— begin Provided records —
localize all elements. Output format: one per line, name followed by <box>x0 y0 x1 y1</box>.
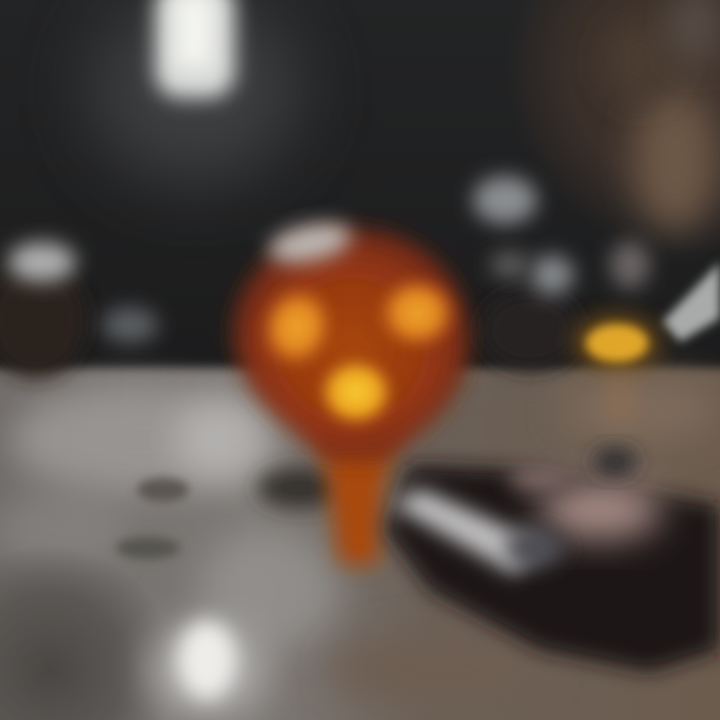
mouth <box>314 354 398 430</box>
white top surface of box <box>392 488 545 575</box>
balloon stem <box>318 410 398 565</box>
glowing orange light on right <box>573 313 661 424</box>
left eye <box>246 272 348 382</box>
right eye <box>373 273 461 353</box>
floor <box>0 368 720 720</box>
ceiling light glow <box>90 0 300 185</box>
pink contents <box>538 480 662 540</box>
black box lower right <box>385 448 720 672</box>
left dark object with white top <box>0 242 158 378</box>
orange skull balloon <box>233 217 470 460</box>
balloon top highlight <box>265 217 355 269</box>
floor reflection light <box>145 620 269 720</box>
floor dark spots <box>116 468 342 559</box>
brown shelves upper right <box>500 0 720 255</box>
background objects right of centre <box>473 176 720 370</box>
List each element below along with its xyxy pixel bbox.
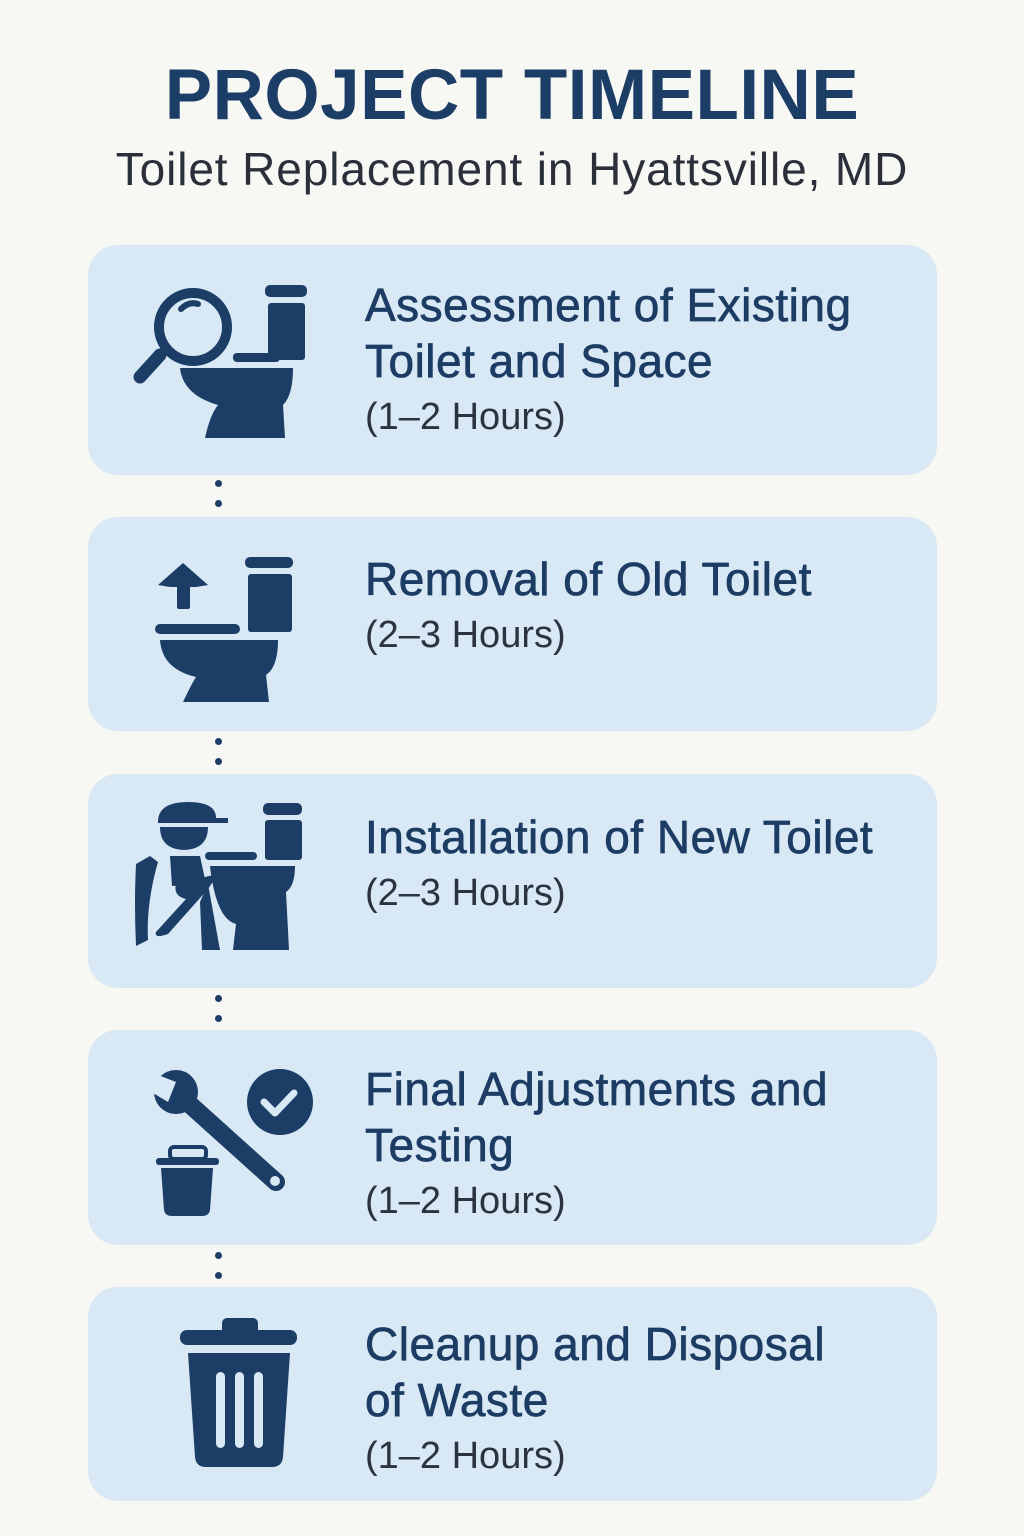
— end Provided records —
→ Set task
Reproduce every item above word for word, leaving out the pictures.

→ Answer for the task
localize all elements. Output format: one per line, name followed by <box>x0 y0 x1 y1</box>.
mouth <box>314 354 398 430</box>
white top surface of box <box>392 488 545 575</box>
balloon stem <box>318 410 398 565</box>
glowing orange light on right <box>573 313 661 424</box>
left eye <box>246 272 348 382</box>
right eye <box>373 273 461 353</box>
floor <box>0 368 720 720</box>
ceiling light glow <box>90 0 300 185</box>
pink contents <box>538 480 662 540</box>
black box lower right <box>385 448 720 672</box>
left dark object with white top <box>0 242 158 378</box>
orange skull balloon <box>233 217 470 460</box>
balloon top highlight <box>265 217 355 269</box>
floor reflection light <box>145 620 269 720</box>
floor dark spots <box>116 468 342 559</box>
brown shelves upper right <box>500 0 720 255</box>
background objects right of centre <box>473 176 720 370</box>
List each element below along with its xyxy pixel bbox.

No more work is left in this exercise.